EXERCISE OBJECTIVE: Lines containing the word "diagonal" are the ones to copy from the records below.

ENTRIES SUPPLIED:
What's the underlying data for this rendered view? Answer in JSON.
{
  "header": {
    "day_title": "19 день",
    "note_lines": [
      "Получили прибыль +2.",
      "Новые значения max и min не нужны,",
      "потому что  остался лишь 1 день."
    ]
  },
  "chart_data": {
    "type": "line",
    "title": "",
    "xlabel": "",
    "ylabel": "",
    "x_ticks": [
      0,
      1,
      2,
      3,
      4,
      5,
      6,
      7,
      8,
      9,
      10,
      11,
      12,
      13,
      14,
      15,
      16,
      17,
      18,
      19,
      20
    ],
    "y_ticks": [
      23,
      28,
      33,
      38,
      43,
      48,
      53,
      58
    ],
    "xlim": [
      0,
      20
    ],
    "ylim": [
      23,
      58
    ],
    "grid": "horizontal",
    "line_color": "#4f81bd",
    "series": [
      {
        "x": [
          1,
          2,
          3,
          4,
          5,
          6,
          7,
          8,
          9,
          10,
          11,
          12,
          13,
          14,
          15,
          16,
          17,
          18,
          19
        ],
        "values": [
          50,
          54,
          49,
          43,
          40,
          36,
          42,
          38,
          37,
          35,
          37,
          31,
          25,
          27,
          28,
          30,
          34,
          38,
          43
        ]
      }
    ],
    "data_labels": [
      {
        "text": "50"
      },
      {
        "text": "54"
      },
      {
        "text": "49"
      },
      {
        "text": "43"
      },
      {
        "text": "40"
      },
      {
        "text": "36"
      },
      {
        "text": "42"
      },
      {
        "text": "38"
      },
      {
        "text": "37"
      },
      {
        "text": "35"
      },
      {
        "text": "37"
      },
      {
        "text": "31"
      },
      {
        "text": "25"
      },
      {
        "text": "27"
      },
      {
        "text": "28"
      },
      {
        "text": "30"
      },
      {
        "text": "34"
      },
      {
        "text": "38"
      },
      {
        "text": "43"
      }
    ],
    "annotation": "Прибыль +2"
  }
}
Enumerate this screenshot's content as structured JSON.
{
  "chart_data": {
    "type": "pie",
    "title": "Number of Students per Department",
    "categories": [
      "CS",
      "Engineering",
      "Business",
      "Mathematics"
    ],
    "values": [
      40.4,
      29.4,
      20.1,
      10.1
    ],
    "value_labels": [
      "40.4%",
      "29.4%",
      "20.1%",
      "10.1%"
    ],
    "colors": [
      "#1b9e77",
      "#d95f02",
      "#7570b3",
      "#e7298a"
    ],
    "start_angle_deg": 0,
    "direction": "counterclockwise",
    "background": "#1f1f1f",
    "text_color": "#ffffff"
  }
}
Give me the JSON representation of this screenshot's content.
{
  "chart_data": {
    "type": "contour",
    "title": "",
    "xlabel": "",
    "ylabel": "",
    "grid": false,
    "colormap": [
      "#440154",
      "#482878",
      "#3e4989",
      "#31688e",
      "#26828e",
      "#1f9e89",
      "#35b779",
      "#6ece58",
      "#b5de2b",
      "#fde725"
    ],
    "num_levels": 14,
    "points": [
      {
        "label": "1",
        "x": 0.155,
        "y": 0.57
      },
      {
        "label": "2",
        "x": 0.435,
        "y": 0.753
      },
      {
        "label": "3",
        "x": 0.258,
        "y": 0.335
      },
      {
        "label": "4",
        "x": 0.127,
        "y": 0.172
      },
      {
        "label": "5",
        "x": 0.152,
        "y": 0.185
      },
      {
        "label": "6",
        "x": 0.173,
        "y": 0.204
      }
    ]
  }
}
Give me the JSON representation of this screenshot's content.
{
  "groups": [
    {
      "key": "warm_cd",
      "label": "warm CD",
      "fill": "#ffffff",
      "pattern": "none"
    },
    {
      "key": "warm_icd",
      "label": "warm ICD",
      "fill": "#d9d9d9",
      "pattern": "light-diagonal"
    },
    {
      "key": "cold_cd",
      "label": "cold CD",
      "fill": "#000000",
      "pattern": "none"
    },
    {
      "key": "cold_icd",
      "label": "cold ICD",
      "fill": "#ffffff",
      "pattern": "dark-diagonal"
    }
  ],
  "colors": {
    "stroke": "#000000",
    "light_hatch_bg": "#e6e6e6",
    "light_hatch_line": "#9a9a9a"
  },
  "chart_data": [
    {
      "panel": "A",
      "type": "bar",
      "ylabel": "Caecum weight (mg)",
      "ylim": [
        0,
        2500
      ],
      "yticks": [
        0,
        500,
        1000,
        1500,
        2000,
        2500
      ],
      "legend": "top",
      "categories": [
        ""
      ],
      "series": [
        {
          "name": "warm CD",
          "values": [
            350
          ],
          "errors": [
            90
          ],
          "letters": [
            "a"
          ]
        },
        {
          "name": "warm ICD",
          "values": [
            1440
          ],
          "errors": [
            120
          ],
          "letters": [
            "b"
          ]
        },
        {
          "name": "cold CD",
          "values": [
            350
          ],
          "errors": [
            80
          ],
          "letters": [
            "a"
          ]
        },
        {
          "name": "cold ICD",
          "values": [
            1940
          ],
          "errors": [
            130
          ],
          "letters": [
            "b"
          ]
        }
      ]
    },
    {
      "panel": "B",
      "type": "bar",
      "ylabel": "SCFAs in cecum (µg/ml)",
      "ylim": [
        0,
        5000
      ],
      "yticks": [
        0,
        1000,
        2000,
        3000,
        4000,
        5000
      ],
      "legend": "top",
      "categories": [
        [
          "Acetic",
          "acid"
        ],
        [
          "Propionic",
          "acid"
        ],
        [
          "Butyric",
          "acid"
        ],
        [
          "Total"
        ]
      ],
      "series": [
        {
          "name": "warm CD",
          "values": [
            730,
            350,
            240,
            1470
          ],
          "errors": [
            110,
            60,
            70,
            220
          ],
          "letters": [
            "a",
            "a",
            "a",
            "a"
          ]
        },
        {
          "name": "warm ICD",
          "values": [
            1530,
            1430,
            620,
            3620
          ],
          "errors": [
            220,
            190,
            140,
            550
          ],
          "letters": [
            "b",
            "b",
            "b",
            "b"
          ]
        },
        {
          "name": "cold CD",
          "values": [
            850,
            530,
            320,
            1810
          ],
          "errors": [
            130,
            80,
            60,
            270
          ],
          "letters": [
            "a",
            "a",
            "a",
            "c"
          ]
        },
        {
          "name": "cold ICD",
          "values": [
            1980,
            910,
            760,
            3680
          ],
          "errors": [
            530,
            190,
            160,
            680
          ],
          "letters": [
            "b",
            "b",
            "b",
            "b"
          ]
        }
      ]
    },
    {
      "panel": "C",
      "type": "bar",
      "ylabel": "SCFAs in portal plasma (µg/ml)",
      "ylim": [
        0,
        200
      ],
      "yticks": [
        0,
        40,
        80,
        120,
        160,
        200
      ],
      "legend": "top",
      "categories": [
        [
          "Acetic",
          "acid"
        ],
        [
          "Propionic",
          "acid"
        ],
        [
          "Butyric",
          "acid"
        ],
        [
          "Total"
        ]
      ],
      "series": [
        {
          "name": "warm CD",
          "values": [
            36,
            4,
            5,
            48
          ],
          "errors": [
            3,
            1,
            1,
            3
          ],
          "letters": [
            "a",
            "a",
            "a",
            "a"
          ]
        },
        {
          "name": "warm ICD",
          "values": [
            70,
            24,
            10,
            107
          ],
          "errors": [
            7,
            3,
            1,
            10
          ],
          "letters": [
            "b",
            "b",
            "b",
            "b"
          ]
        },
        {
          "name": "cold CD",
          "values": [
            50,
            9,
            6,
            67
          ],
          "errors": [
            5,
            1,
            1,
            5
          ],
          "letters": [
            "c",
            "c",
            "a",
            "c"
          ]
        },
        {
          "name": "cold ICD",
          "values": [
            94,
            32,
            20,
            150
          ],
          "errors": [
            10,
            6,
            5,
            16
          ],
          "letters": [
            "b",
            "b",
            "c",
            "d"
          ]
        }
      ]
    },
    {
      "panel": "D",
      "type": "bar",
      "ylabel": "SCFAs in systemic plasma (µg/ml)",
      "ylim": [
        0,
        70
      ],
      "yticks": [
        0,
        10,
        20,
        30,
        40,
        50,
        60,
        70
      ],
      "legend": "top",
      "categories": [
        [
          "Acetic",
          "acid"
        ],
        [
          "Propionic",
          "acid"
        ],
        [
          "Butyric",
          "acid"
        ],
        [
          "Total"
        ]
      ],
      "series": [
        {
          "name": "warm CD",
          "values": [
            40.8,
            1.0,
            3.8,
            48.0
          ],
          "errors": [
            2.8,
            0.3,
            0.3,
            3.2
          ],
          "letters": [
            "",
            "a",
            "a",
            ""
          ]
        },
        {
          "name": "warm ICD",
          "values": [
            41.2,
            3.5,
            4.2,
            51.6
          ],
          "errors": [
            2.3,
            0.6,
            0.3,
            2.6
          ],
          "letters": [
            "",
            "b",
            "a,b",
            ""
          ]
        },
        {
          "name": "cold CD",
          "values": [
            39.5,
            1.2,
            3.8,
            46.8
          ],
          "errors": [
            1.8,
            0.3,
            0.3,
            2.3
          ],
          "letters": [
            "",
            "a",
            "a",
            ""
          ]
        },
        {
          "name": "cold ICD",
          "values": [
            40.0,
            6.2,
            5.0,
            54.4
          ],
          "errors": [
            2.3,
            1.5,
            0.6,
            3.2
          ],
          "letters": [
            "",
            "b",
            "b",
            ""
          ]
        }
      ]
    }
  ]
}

EXERCISE RESULT:
      "pattern": "light-diagonal"
      "pattern": "dark-diagonal"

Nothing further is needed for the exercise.